State how many lines contain the string "document", and write nothing else.
---------- Given records ----------
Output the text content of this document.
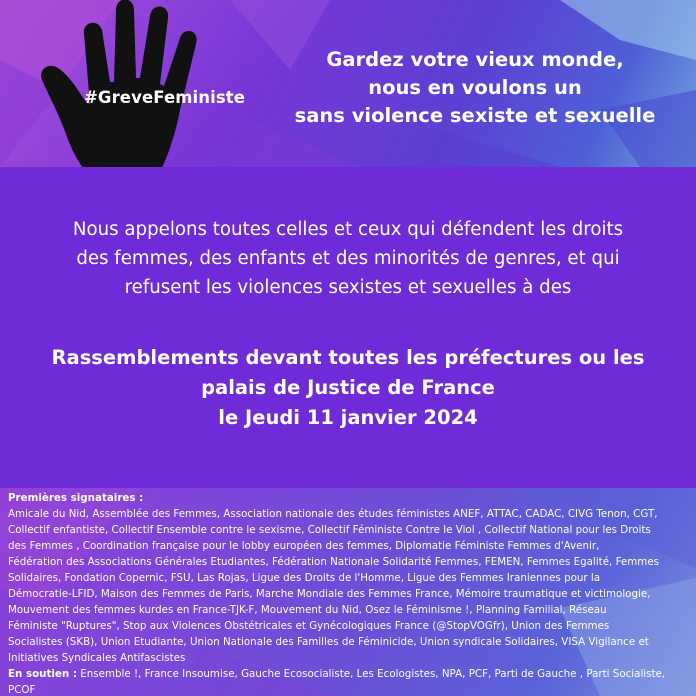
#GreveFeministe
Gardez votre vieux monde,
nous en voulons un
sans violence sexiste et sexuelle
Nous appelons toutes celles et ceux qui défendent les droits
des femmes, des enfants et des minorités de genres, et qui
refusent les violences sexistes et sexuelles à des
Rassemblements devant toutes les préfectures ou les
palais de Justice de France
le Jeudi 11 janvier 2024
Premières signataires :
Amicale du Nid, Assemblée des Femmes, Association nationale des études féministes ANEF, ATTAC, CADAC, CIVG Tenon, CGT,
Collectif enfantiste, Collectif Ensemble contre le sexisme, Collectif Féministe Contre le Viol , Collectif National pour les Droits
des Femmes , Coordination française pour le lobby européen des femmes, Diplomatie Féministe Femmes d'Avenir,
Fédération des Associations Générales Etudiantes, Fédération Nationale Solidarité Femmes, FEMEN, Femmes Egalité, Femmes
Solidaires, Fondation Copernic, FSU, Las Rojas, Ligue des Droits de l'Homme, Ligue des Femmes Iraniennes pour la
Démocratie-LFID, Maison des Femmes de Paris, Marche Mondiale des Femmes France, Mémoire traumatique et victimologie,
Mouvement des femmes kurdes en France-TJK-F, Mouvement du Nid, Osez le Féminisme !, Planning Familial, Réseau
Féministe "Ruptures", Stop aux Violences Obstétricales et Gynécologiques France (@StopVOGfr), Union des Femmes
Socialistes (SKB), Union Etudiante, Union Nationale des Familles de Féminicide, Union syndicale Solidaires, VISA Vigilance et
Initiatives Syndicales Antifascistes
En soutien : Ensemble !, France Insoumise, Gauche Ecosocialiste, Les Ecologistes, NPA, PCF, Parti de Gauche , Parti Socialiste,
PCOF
----------
---------- Given records ----------
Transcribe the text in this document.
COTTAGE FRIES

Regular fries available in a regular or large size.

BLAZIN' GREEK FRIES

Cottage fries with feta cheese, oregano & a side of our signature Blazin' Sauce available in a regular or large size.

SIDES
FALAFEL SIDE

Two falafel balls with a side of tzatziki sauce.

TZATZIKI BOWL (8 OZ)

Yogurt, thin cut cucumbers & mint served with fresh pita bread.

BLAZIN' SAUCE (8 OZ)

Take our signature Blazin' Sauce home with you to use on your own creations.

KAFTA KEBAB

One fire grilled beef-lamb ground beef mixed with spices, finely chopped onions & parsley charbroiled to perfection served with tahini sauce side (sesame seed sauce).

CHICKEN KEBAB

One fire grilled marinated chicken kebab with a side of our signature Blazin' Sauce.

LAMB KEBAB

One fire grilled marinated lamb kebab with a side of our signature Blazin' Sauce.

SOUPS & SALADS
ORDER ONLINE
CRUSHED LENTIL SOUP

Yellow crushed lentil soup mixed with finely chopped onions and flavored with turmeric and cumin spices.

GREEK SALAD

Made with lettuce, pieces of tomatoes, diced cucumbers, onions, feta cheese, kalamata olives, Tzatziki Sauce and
----------
* [The result]: 2